◆ TO BE DONE
Retype the whole listing, please, keeping every line exact and dropping the pictures.

◆ INFORMATION GIVEN
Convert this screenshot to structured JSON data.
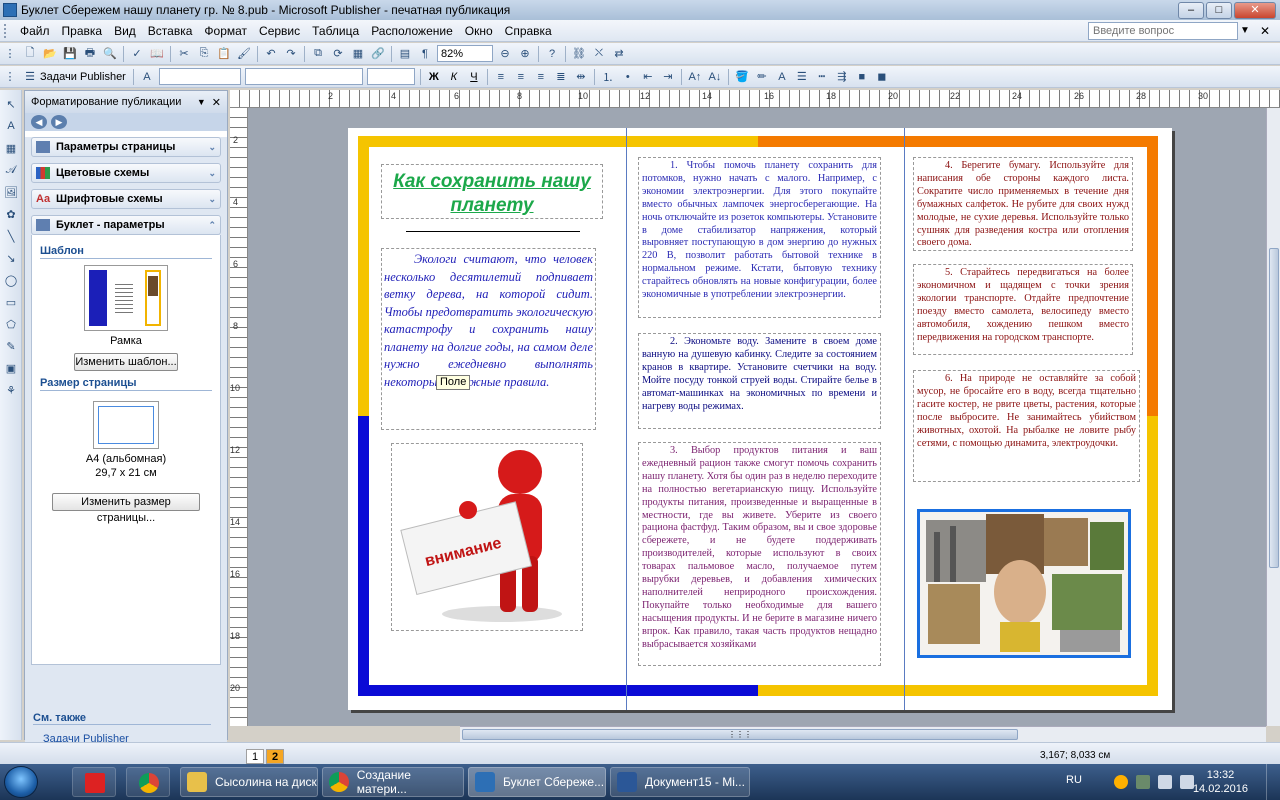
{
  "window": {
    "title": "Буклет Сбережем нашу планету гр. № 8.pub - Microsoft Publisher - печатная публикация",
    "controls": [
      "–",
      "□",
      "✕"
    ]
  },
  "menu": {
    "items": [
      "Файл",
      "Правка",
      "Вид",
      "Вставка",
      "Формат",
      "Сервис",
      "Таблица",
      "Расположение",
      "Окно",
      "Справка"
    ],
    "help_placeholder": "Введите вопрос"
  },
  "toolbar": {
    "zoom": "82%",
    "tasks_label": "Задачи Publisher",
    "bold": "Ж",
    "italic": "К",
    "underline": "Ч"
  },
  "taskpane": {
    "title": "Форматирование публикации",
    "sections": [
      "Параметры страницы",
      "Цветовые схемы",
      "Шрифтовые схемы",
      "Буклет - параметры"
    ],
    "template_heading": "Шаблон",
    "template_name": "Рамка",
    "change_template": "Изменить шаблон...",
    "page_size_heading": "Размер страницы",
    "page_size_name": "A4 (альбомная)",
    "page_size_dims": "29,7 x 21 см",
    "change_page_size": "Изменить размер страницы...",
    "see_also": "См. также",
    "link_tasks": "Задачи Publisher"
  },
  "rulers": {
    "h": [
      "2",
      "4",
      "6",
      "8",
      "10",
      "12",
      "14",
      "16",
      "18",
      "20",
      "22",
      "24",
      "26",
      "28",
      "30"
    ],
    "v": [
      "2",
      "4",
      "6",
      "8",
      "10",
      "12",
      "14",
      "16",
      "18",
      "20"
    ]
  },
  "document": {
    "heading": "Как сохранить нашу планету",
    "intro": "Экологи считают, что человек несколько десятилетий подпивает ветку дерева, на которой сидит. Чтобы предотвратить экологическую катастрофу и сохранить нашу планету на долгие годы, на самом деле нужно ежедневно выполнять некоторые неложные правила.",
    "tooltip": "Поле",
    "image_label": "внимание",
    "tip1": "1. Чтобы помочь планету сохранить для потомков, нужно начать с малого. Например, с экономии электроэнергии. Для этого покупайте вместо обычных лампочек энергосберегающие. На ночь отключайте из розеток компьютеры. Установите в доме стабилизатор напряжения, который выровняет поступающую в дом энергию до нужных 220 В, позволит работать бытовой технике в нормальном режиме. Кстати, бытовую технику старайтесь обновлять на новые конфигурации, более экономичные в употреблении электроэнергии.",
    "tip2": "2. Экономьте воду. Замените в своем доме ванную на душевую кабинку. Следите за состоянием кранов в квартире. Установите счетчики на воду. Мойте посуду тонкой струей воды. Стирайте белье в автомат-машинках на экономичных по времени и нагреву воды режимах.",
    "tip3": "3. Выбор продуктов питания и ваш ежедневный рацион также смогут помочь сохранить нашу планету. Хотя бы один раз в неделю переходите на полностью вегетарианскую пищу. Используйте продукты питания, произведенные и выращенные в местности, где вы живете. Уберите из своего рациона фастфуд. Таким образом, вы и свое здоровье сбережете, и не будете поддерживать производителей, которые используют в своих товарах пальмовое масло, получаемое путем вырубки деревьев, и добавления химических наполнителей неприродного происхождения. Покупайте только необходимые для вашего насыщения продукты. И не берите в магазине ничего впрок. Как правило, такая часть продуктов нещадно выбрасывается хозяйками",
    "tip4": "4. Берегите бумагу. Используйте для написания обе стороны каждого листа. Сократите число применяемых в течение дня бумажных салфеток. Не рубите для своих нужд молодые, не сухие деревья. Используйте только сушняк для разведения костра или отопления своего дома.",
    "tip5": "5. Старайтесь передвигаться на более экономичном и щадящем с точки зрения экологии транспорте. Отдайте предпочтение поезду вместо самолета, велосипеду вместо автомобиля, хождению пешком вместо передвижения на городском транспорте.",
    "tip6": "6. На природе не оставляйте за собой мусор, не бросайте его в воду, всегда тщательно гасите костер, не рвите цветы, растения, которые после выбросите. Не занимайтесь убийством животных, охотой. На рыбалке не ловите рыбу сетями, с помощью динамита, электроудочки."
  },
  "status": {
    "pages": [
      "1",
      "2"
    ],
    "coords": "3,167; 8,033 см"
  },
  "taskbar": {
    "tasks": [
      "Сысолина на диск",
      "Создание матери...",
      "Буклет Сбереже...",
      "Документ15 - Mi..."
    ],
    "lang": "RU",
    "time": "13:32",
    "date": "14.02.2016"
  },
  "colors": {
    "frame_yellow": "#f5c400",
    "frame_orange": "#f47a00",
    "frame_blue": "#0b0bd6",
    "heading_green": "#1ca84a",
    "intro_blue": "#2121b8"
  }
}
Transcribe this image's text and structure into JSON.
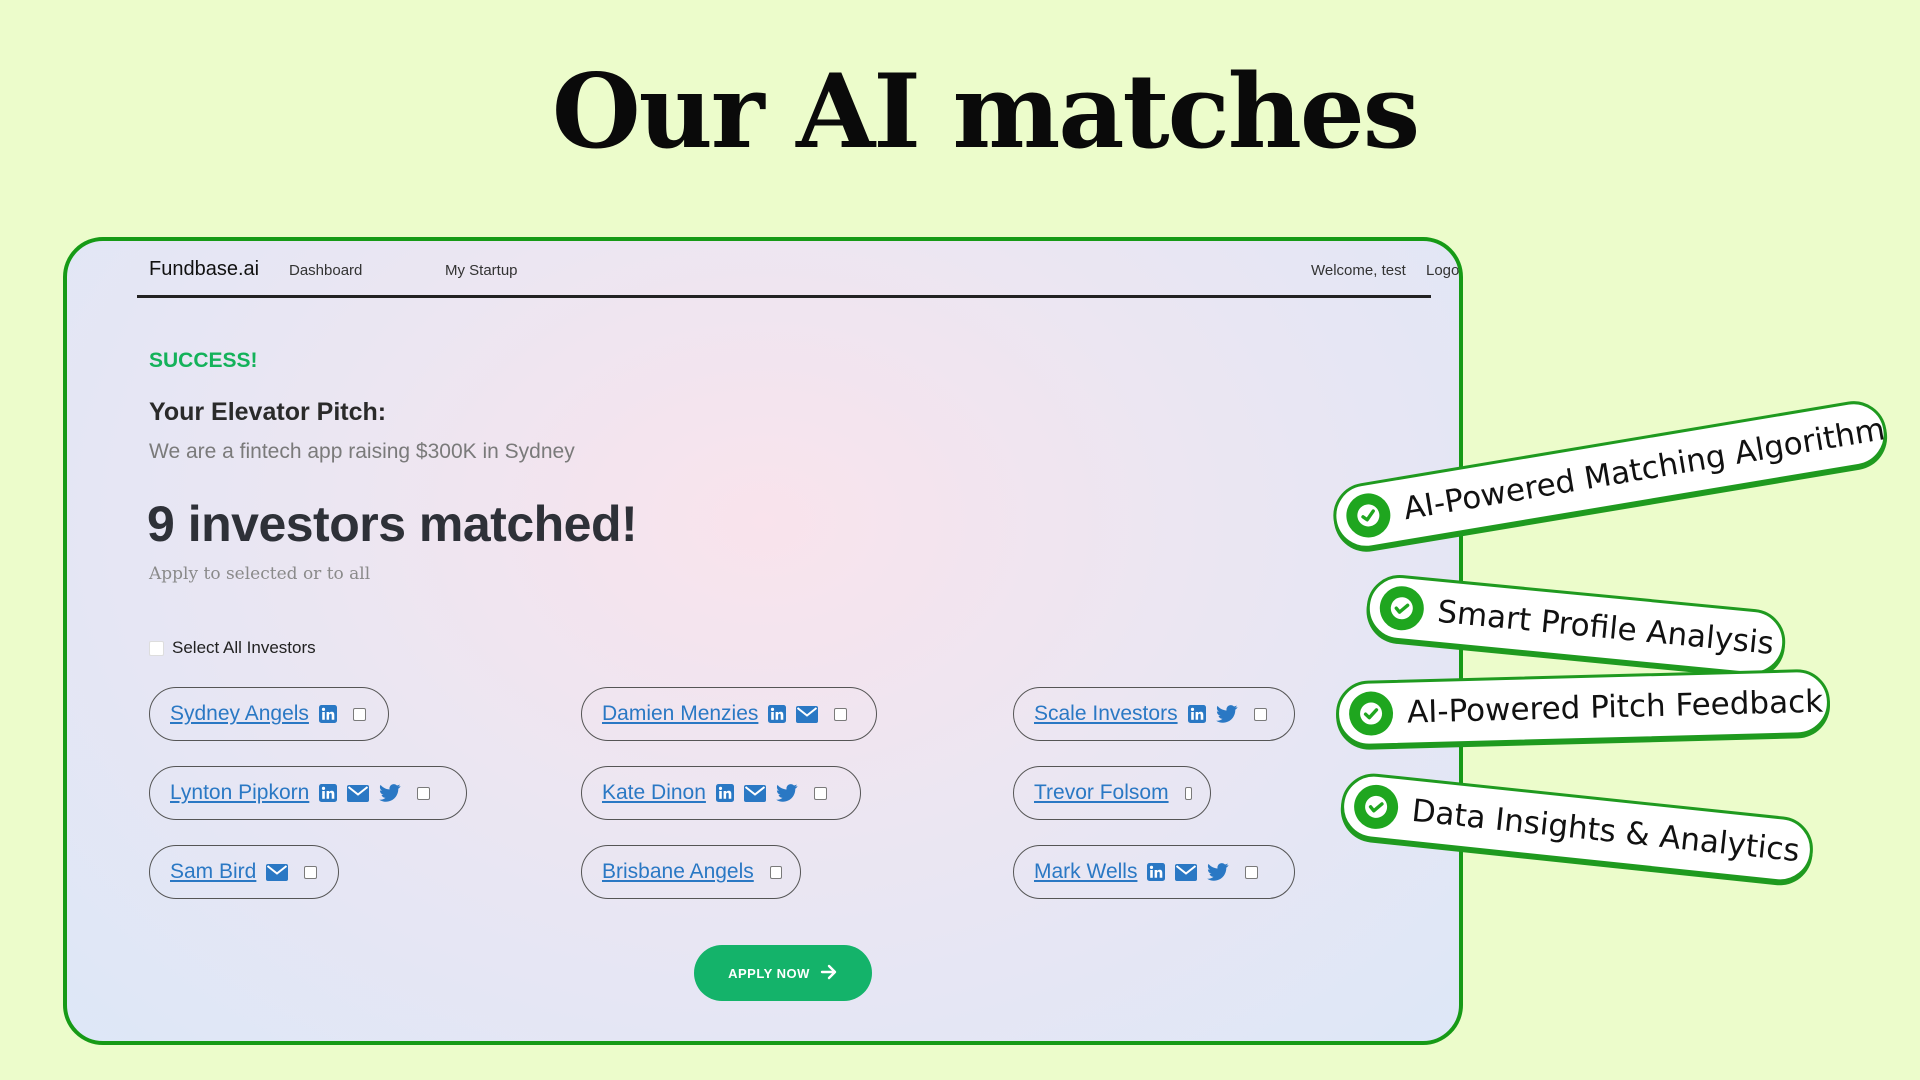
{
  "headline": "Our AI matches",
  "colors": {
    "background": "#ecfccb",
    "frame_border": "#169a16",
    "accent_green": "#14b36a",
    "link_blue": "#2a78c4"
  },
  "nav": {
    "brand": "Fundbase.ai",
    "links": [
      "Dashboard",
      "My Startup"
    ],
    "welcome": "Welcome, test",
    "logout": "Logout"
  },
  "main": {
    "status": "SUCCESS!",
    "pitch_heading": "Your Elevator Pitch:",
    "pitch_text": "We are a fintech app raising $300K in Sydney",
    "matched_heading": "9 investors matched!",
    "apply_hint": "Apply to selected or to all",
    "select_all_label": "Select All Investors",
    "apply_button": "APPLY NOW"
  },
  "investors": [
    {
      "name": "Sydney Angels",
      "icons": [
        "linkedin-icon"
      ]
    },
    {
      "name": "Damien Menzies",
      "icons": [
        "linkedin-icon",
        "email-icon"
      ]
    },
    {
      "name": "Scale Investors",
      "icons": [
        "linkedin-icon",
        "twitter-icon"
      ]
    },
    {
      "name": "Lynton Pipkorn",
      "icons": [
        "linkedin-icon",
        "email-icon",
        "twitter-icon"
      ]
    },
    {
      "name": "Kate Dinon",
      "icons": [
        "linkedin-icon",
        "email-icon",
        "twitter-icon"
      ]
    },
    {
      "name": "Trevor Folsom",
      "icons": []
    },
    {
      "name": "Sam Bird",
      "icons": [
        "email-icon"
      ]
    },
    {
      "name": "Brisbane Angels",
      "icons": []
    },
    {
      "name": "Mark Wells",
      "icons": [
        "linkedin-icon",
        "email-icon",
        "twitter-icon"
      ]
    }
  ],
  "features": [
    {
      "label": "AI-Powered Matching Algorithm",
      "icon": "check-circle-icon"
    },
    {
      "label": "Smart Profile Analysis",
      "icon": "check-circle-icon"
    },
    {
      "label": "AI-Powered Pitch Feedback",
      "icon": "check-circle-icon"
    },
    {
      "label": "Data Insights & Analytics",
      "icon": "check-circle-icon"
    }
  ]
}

◆ TASK RESPONSE
Convert this screenshot to structured JSON data.
{
  "window": {
    "title": "Буклет Сбережем нашу планету гр. № 8.pub - Microsoft Publisher - печатная публикация",
    "controls": [
      "–",
      "□",
      "✕"
    ]
  },
  "menu": {
    "items": [
      "Файл",
      "Правка",
      "Вид",
      "Вставка",
      "Формат",
      "Сервис",
      "Таблица",
      "Расположение",
      "Окно",
      "Справка"
    ],
    "help_placeholder": "Введите вопрос"
  },
  "toolbar": {
    "zoom": "82%",
    "tasks_label": "Задачи Publisher",
    "bold": "Ж",
    "italic": "К",
    "underline": "Ч"
  },
  "taskpane": {
    "title": "Форматирование публикации",
    "sections": [
      "Параметры страницы",
      "Цветовые схемы",
      "Шрифтовые схемы",
      "Буклет - параметры"
    ],
    "template_heading": "Шаблон",
    "template_name": "Рамка",
    "change_template": "Изменить шаблон...",
    "page_size_heading": "Размер страницы",
    "page_size_name": "A4 (альбомная)",
    "page_size_dims": "29,7 x 21 см",
    "change_page_size": "Изменить размер страницы...",
    "see_also": "См. также",
    "link_tasks": "Задачи Publisher"
  },
  "rulers": {
    "h": [
      "2",
      "4",
      "6",
      "8",
      "10",
      "12",
      "14",
      "16",
      "18",
      "20",
      "22",
      "24",
      "26",
      "28",
      "30"
    ],
    "v": [
      "2",
      "4",
      "6",
      "8",
      "10",
      "12",
      "14",
      "16",
      "18",
      "20"
    ]
  },
  "document": {
    "heading": "Как сохранить нашу планету",
    "intro": "Экологи считают, что человек несколько десятилетий подпивает ветку дерева, на которой сидит. Чтобы предотвратить экологическую катастрофу и сохранить нашу планету на долгие годы, на самом деле нужно ежедневно выполнять некоторые неложные правила.",
    "tooltip": "Поле",
    "image_label": "внимание",
    "tip1": "1. Чтобы помочь планету сохранить для потомков, нужно начать с малого. Например, с экономии электроэнергии. Для этого покупайте вместо обычных лампочек энергосберегающие. На ночь отключайте из розеток компьютеры. Установите в доме стабилизатор напряжения, который выровняет поступающую в дом энергию до нужных 220 В, позволит работать бытовой технике в нормальном режиме. Кстати, бытовую технику старайтесь обновлять на новые конфигурации, более экономичные в употреблении электроэнергии.",
    "tip2": "2. Экономьте воду. Замените в своем доме ванную на душевую кабинку. Следите за состоянием кранов в квартире. Установите счетчики на воду. Мойте посуду тонкой струей воды. Стирайте белье в автомат-машинках на экономичных по времени и нагреву воды режимах.",
    "tip3": "3. Выбор продуктов питания и ваш ежедневный рацион также смогут помочь сохранить нашу планету. Хотя бы один раз в неделю переходите на полностью вегетарианскую пищу. Используйте продукты питания, произведенные и выращенные в местности, где вы живете. Уберите из своего рациона фастфуд. Таким образом, вы и свое здоровье сбережете, и не будете поддерживать производителей, которые используют в своих товарах пальмовое масло, получаемое путем вырубки деревьев, и добавления химических наполнителей неприродного происхождения. Покупайте только необходимые для вашего насыщения продукты. И не берите в магазине ничего впрок. Как правило, такая часть продуктов нещадно выбрасывается хозяйками",
    "tip4": "4. Берегите бумагу. Используйте для написания обе стороны каждого листа. Сократите число применяемых в течение дня бумажных салфеток. Не рубите для своих нужд молодые, не сухие деревья. Используйте только сушняк для разведения костра или отопления своего дома.",
    "tip5": "5. Старайтесь передвигаться на более экономичном и щадящем с точки зрения экологии транспорте. Отдайте предпочтение поезду вместо самолета, велосипеду вместо автомобиля, хождению пешком вместо передвижения на городском транспорте.",
    "tip6": "6. На природе не оставляйте за собой мусор, не бросайте его в воду, всегда тщательно гасите костер, не рвите цветы, растения, которые после выбросите. Не занимайтесь убийством животных, охотой. На рыбалке не ловите рыбу сетями, с помощью динамита, электроудочки."
  },
  "status": {
    "pages": [
      "1",
      "2"
    ],
    "coords": "3,167; 8,033 см"
  },
  "taskbar": {
    "tasks": [
      "Сысолина на диск",
      "Создание матери...",
      "Буклет Сбереже...",
      "Документ15 - Mi..."
    ],
    "lang": "RU",
    "time": "13:32",
    "date": "14.02.2016"
  },
  "colors": {
    "frame_yellow": "#f5c400",
    "frame_orange": "#f47a00",
    "frame_blue": "#0b0bd6",
    "heading_green": "#1ca84a",
    "intro_blue": "#2121b8"
  }
}
Transcribe this image's text and structure into JSON.
{
  "headline": "Our AI matches",
  "colors": {
    "background": "#ecfccb",
    "frame_border": "#169a16",
    "accent_green": "#14b36a",
    "link_blue": "#2a78c4"
  },
  "nav": {
    "brand": "Fundbase.ai",
    "links": [
      "Dashboard",
      "My Startup"
    ],
    "welcome": "Welcome, test",
    "logout": "Logout"
  },
  "main": {
    "status": "SUCCESS!",
    "pitch_heading": "Your Elevator Pitch:",
    "pitch_text": "We are a fintech app raising $300K in Sydney",
    "matched_heading": "9 investors matched!",
    "apply_hint": "Apply to selected or to all",
    "select_all_label": "Select All Investors",
    "apply_button": "APPLY NOW"
  },
  "investors": [
    {
      "name": "Sydney Angels",
      "icons": [
        "linkedin-icon"
      ]
    },
    {
      "name": "Damien Menzies",
      "icons": [
        "linkedin-icon",
        "email-icon"
      ]
    },
    {
      "name": "Scale Investors",
      "icons": [
        "linkedin-icon",
        "twitter-icon"
      ]
    },
    {
      "name": "Lynton Pipkorn",
      "icons": [
        "linkedin-icon",
        "email-icon",
        "twitter-icon"
      ]
    },
    {
      "name": "Kate Dinon",
      "icons": [
        "linkedin-icon",
        "email-icon",
        "twitter-icon"
      ]
    },
    {
      "name": "Trevor Folsom",
      "icons": []
    },
    {
      "name": "Sam Bird",
      "icons": [
        "email-icon"
      ]
    },
    {
      "name": "Brisbane Angels",
      "icons": []
    },
    {
      "name": "Mark Wells",
      "icons": [
        "linkedin-icon",
        "email-icon",
        "twitter-icon"
      ]
    }
  ],
  "features": [
    {
      "label": "AI-Powered Matching Algorithm",
      "icon": "check-circle-icon"
    },
    {
      "label": "Smart Profile Analysis",
      "icon": "check-circle-icon"
    },
    {
      "label": "AI-Powered Pitch Feedback",
      "icon": "check-circle-icon"
    },
    {
      "label": "Data Insights & Analytics",
      "icon": "check-circle-icon"
    }
  ]
}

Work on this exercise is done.